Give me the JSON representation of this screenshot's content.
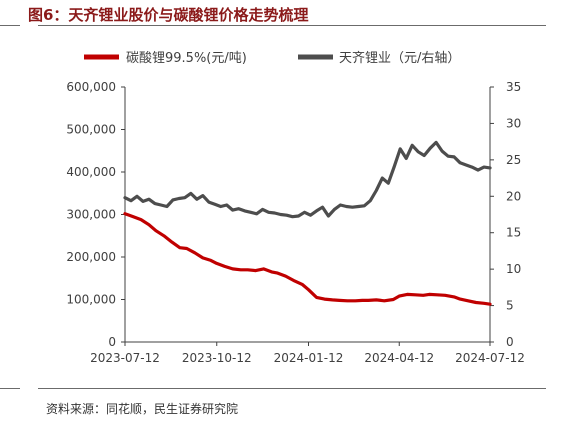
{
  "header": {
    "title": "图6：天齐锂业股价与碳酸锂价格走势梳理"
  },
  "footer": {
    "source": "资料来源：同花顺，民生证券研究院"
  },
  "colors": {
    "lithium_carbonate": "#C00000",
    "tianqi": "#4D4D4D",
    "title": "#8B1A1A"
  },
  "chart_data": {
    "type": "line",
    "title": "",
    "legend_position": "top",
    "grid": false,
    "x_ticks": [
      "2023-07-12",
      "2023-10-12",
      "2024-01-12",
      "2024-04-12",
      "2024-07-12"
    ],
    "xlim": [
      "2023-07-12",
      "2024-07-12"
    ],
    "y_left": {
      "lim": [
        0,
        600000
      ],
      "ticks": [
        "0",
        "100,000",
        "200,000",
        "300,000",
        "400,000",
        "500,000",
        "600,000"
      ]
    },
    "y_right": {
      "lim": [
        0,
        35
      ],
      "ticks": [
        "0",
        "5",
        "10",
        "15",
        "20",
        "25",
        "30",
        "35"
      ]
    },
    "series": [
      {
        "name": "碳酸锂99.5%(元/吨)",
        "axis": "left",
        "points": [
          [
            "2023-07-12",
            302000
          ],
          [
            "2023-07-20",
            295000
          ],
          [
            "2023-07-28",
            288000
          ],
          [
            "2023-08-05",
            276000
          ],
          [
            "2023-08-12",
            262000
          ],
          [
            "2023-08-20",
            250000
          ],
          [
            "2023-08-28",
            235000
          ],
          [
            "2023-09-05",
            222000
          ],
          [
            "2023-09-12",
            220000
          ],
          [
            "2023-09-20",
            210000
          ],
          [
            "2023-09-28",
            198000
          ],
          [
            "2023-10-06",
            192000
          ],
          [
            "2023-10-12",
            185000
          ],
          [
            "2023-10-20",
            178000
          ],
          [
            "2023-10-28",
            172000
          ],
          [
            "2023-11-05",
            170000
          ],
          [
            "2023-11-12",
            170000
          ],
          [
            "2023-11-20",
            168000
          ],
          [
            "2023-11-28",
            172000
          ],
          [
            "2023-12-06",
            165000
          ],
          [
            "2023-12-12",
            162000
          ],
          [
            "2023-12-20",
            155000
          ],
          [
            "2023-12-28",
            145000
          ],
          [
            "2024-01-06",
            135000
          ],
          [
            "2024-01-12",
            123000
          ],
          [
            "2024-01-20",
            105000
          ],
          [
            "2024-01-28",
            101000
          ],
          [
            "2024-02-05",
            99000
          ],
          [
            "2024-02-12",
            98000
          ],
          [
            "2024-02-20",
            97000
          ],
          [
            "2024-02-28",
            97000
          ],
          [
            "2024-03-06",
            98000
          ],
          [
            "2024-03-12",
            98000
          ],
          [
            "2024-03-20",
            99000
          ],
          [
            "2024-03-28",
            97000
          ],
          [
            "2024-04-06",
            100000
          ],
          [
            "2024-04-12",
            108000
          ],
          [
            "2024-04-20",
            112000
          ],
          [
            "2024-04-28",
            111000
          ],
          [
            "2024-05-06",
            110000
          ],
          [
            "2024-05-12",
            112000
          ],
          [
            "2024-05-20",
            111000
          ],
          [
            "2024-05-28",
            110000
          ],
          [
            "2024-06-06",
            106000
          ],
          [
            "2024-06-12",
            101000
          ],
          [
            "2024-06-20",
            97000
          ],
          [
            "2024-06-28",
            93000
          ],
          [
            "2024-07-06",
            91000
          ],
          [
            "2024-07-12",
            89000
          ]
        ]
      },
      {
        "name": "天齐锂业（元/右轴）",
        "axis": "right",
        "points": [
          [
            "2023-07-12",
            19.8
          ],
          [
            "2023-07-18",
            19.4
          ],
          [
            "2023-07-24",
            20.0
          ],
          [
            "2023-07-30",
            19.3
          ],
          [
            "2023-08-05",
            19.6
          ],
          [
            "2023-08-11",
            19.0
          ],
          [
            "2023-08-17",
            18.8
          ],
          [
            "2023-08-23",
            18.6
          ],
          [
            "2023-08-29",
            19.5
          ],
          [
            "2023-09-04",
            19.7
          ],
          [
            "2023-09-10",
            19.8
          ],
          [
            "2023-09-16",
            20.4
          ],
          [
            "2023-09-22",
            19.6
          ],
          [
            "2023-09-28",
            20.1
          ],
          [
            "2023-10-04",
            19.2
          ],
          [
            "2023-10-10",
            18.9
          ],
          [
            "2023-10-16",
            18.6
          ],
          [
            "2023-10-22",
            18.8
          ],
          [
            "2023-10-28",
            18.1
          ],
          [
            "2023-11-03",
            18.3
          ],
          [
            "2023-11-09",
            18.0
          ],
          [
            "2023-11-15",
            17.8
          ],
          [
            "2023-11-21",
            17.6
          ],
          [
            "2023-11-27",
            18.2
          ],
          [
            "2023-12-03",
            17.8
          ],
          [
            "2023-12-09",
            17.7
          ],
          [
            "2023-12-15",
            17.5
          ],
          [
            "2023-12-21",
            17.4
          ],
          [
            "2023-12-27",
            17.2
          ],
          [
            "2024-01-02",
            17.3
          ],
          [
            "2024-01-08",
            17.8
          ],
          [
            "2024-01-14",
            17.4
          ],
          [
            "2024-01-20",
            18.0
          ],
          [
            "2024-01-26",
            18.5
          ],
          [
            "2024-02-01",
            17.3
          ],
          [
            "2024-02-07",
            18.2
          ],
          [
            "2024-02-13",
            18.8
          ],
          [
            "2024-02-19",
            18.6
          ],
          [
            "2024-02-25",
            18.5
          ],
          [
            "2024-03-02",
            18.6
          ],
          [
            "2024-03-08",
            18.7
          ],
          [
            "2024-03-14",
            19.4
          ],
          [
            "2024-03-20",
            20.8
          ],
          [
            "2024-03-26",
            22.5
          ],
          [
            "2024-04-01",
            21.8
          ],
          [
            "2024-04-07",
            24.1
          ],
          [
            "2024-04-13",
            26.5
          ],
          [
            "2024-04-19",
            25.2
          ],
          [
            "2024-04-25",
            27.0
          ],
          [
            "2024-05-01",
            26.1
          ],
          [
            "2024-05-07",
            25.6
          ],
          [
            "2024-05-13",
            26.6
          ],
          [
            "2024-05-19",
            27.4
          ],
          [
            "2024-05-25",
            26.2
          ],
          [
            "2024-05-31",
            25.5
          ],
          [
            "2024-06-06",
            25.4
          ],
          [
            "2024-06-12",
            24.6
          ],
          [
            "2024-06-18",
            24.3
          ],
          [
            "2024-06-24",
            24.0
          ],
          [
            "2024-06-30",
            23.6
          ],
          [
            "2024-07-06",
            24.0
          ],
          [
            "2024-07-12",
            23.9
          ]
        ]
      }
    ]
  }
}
---
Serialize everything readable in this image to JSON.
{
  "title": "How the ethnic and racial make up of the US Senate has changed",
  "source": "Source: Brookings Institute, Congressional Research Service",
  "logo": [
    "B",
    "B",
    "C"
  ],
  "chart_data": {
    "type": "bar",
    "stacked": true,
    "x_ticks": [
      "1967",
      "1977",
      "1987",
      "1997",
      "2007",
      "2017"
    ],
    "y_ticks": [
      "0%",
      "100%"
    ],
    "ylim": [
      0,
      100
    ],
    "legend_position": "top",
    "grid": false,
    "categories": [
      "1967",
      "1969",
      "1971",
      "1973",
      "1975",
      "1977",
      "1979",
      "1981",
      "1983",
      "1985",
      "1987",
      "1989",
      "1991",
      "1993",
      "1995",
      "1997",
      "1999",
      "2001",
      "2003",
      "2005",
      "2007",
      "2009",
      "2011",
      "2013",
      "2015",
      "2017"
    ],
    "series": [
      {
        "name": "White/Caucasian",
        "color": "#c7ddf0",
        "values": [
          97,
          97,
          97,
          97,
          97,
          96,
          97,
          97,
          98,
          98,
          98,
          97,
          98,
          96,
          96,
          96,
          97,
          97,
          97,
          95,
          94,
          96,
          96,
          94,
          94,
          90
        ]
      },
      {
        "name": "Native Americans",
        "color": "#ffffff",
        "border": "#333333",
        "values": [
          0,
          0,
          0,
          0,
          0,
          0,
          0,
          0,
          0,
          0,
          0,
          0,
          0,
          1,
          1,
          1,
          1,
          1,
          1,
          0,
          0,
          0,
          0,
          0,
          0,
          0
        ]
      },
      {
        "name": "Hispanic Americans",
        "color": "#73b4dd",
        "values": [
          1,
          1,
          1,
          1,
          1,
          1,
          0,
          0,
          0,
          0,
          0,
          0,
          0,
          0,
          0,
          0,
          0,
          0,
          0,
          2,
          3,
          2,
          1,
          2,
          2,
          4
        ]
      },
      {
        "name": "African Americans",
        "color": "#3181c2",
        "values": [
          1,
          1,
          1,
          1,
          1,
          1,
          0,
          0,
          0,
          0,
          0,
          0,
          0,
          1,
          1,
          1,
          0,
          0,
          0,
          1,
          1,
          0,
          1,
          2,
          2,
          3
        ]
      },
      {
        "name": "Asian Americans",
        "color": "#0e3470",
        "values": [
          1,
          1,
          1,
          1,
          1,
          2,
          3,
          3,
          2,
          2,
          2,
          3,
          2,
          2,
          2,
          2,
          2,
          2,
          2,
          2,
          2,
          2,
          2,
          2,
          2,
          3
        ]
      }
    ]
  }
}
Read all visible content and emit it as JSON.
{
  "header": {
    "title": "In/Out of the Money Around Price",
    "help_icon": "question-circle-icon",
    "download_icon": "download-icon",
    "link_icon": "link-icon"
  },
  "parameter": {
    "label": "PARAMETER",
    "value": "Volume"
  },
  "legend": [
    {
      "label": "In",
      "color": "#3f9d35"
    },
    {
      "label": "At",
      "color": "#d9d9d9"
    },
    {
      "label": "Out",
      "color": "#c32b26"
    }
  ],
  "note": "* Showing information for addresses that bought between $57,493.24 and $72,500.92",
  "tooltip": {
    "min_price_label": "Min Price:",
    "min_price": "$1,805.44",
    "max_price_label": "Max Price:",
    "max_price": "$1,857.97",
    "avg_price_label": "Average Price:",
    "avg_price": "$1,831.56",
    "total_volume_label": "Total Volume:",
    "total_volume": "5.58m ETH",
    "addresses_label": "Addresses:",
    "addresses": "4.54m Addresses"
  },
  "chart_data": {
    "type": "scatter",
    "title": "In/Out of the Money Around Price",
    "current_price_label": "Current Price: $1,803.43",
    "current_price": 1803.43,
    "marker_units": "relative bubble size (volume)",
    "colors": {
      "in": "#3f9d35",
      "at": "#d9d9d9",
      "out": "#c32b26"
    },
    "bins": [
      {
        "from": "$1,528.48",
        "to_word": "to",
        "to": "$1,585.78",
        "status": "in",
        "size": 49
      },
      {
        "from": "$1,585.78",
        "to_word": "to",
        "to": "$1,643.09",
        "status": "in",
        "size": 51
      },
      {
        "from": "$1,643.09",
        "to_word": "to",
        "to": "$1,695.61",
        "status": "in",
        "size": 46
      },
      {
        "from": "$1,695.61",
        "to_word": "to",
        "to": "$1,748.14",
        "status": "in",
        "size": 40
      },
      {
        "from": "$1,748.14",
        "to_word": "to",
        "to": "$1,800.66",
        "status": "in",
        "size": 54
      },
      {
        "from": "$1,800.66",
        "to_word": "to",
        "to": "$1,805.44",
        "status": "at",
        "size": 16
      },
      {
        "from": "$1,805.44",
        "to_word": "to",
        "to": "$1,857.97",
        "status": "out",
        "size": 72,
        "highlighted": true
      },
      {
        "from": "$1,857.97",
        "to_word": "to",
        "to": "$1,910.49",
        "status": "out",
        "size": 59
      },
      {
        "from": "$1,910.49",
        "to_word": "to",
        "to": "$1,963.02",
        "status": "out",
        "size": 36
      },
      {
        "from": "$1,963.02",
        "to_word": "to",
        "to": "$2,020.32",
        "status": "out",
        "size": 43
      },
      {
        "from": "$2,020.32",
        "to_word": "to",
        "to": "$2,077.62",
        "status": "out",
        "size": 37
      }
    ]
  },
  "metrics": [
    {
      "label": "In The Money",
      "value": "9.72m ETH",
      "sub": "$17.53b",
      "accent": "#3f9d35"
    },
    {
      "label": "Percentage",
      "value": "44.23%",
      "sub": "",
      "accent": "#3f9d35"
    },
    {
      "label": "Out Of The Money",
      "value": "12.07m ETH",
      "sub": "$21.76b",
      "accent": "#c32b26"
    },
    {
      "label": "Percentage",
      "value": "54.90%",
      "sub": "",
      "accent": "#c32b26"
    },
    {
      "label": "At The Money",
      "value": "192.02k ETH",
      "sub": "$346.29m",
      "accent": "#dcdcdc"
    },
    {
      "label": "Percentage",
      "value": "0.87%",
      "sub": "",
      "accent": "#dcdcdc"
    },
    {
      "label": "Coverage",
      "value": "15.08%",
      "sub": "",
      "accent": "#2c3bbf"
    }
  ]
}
==
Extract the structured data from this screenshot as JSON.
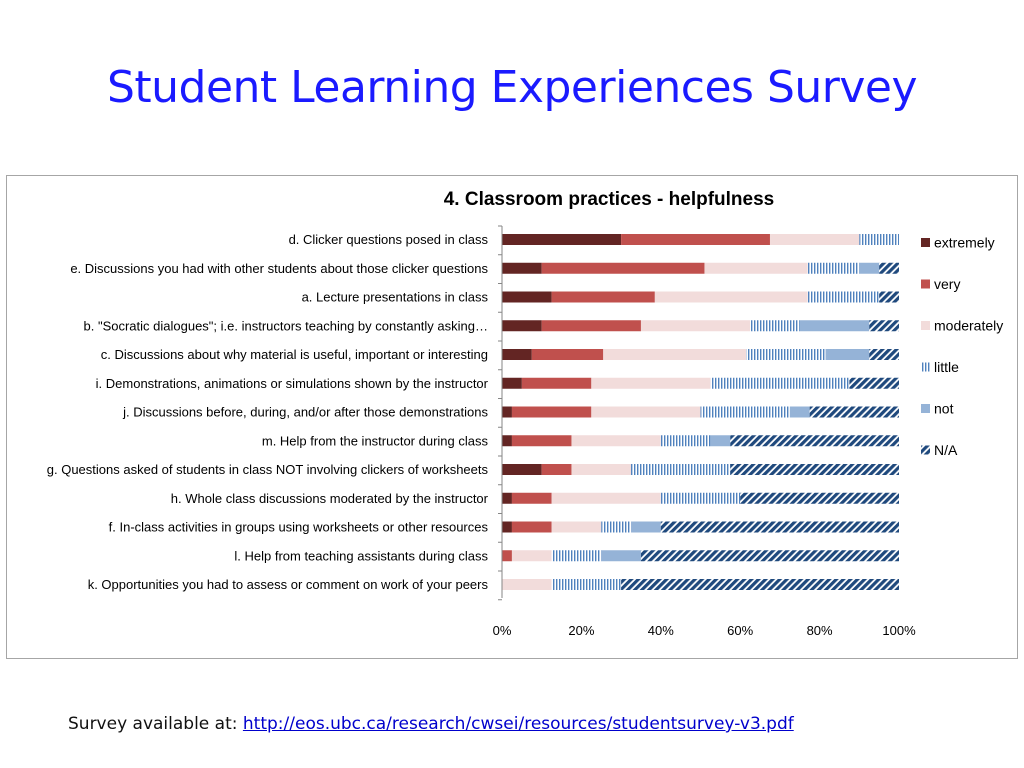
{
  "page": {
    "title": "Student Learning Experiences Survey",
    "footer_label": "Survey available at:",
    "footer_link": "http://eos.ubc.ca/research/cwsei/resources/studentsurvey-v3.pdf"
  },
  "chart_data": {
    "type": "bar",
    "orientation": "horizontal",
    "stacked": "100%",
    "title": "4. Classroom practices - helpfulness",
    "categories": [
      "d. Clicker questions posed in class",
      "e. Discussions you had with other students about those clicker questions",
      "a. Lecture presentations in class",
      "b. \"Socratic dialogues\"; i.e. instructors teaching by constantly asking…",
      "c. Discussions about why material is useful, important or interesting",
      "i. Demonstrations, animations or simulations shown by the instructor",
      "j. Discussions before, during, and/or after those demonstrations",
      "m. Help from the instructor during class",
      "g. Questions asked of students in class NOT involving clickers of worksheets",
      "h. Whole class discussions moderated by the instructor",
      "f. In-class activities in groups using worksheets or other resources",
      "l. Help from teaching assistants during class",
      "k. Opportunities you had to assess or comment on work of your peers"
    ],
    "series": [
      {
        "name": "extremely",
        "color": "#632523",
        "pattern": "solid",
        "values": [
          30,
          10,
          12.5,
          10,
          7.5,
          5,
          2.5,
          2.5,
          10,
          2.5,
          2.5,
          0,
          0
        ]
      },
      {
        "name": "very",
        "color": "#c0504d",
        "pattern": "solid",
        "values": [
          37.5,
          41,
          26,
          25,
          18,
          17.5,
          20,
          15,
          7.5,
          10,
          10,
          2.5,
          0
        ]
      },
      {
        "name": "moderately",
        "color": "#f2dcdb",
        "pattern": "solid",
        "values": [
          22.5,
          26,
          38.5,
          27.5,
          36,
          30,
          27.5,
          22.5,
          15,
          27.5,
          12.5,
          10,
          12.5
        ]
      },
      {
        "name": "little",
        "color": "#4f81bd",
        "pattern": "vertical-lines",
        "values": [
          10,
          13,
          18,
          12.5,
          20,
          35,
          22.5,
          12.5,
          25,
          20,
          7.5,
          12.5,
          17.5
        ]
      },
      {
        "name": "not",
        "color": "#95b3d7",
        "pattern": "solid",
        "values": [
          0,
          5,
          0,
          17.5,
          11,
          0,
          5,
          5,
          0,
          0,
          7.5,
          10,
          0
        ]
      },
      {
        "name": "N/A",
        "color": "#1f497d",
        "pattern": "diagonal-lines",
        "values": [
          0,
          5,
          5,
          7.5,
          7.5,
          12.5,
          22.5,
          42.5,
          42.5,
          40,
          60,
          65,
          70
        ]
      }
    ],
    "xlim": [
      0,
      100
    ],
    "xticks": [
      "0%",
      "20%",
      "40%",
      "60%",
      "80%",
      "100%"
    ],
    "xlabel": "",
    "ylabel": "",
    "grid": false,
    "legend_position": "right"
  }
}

• Short task: Find and copy each line above that includes the string "size".

• Right answer:
    "marker_units": "relative bubble size (volume)",
        "size": 49
        "size": 51
        "size": 46
        "size": 40
        "size": 54
        "size": 16
        "size": 72,
        "size": 59
        "size": 36
        "size": 43
        "size": 37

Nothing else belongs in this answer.